Leave out the pictures and repeat the rest of the material exactly.
++++++
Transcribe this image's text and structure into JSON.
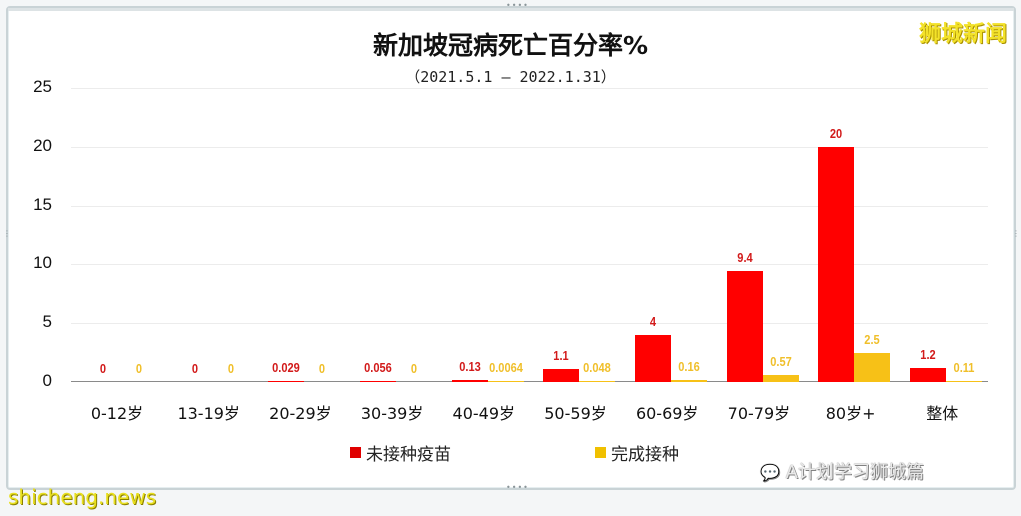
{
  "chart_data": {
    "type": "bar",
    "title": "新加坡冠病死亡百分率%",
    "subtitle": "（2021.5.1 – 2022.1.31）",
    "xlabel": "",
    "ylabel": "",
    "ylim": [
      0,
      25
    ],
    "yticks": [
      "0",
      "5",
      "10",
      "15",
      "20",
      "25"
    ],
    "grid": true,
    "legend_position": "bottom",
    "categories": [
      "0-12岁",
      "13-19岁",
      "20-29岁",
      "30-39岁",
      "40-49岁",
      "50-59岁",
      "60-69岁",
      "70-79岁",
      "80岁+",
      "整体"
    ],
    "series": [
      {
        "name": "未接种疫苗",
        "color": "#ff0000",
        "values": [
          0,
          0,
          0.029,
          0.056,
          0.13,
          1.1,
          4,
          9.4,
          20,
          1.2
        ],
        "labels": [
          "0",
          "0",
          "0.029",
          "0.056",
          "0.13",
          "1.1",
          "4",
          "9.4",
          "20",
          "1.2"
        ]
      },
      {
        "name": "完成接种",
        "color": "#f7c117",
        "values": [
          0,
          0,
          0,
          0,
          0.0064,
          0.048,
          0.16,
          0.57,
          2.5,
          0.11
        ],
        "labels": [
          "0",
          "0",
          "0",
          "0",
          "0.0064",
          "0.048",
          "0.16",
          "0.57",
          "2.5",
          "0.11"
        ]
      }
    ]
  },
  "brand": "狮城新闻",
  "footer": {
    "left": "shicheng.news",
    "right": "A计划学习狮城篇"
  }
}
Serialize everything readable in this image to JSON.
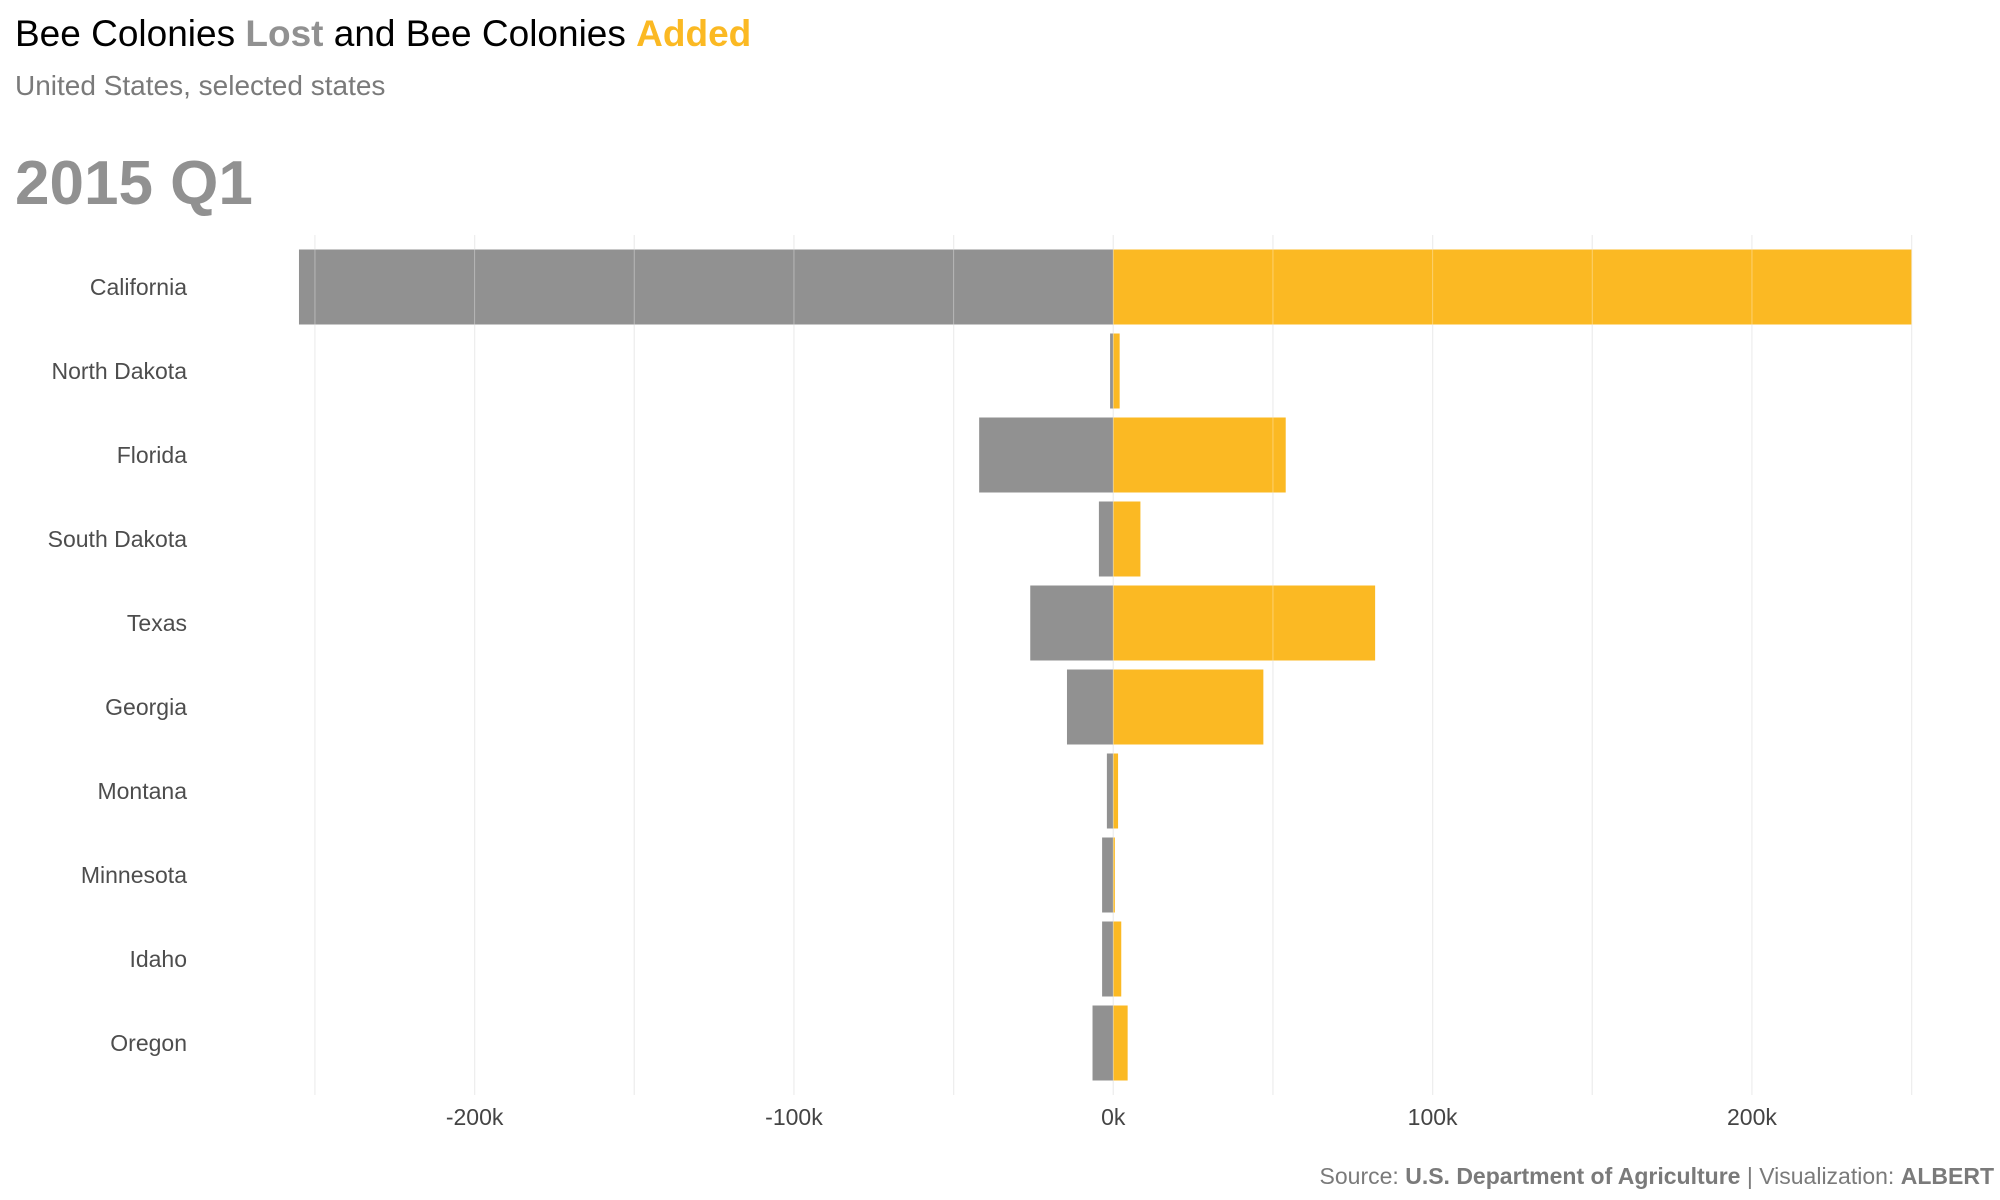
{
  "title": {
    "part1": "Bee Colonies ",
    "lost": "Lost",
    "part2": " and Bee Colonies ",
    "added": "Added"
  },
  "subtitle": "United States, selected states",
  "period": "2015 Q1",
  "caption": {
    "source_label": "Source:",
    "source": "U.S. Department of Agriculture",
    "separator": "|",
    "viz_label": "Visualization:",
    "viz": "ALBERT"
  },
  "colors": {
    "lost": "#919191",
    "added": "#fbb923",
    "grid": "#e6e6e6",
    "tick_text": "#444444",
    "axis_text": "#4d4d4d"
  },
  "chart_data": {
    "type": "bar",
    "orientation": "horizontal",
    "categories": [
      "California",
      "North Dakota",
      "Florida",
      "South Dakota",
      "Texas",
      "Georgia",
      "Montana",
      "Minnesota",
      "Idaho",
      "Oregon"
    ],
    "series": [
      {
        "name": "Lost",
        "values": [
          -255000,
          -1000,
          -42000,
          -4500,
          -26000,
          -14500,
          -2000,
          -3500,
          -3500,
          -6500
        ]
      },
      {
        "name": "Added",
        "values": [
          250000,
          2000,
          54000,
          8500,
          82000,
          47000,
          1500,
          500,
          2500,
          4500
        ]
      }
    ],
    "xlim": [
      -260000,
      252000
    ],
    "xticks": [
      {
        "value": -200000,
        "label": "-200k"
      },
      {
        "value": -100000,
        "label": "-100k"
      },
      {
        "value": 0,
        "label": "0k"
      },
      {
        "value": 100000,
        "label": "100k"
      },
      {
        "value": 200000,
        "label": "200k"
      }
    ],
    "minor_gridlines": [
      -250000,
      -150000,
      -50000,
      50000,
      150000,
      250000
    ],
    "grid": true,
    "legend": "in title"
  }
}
++++++
## Written response
Transcribe this image's text and structure into JSON.
{
  "chart_data": {
    "type": "bar",
    "title": "新加坡冠病死亡百分率%",
    "subtitle": "（2021.5.1 – 2022.1.31）",
    "xlabel": "",
    "ylabel": "",
    "ylim": [
      0,
      25
    ],
    "yticks": [
      "0",
      "5",
      "10",
      "15",
      "20",
      "25"
    ],
    "grid": true,
    "legend_position": "bottom",
    "categories": [
      "0-12岁",
      "13-19岁",
      "20-29岁",
      "30-39岁",
      "40-49岁",
      "50-59岁",
      "60-69岁",
      "70-79岁",
      "80岁+",
      "整体"
    ],
    "series": [
      {
        "name": "未接种疫苗",
        "color": "#ff0000",
        "values": [
          0,
          0,
          0.029,
          0.056,
          0.13,
          1.1,
          4,
          9.4,
          20,
          1.2
        ],
        "labels": [
          "0",
          "0",
          "0.029",
          "0.056",
          "0.13",
          "1.1",
          "4",
          "9.4",
          "20",
          "1.2"
        ]
      },
      {
        "name": "完成接种",
        "color": "#f7c117",
        "values": [
          0,
          0,
          0,
          0,
          0.0064,
          0.048,
          0.16,
          0.57,
          2.5,
          0.11
        ],
        "labels": [
          "0",
          "0",
          "0",
          "0",
          "0.0064",
          "0.048",
          "0.16",
          "0.57",
          "2.5",
          "0.11"
        ]
      }
    ]
  },
  "brand": "狮城新闻",
  "footer": {
    "left": "shicheng.news",
    "right": "A计划学习狮城篇"
  }
}
Serialize everything readable in this image to JSON.
{
  "title": {
    "part1": "Bee Colonies ",
    "lost": "Lost",
    "part2": " and Bee Colonies ",
    "added": "Added"
  },
  "subtitle": "United States, selected states",
  "period": "2015 Q1",
  "caption": {
    "source_label": "Source:",
    "source": "U.S. Department of Agriculture",
    "separator": "|",
    "viz_label": "Visualization:",
    "viz": "ALBERT"
  },
  "colors": {
    "lost": "#919191",
    "added": "#fbb923",
    "grid": "#e6e6e6",
    "tick_text": "#444444",
    "axis_text": "#4d4d4d"
  },
  "chart_data": {
    "type": "bar",
    "orientation": "horizontal",
    "categories": [
      "California",
      "North Dakota",
      "Florida",
      "South Dakota",
      "Texas",
      "Georgia",
      "Montana",
      "Minnesota",
      "Idaho",
      "Oregon"
    ],
    "series": [
      {
        "name": "Lost",
        "values": [
          -255000,
          -1000,
          -42000,
          -4500,
          -26000,
          -14500,
          -2000,
          -3500,
          -3500,
          -6500
        ]
      },
      {
        "name": "Added",
        "values": [
          250000,
          2000,
          54000,
          8500,
          82000,
          47000,
          1500,
          500,
          2500,
          4500
        ]
      }
    ],
    "xlim": [
      -260000,
      252000
    ],
    "xticks": [
      {
        "value": -200000,
        "label": "-200k"
      },
      {
        "value": -100000,
        "label": "-100k"
      },
      {
        "value": 0,
        "label": "0k"
      },
      {
        "value": 100000,
        "label": "100k"
      },
      {
        "value": 200000,
        "label": "200k"
      }
    ],
    "minor_gridlines": [
      -250000,
      -150000,
      -50000,
      50000,
      150000,
      250000
    ],
    "grid": true,
    "legend": "in title"
  }
}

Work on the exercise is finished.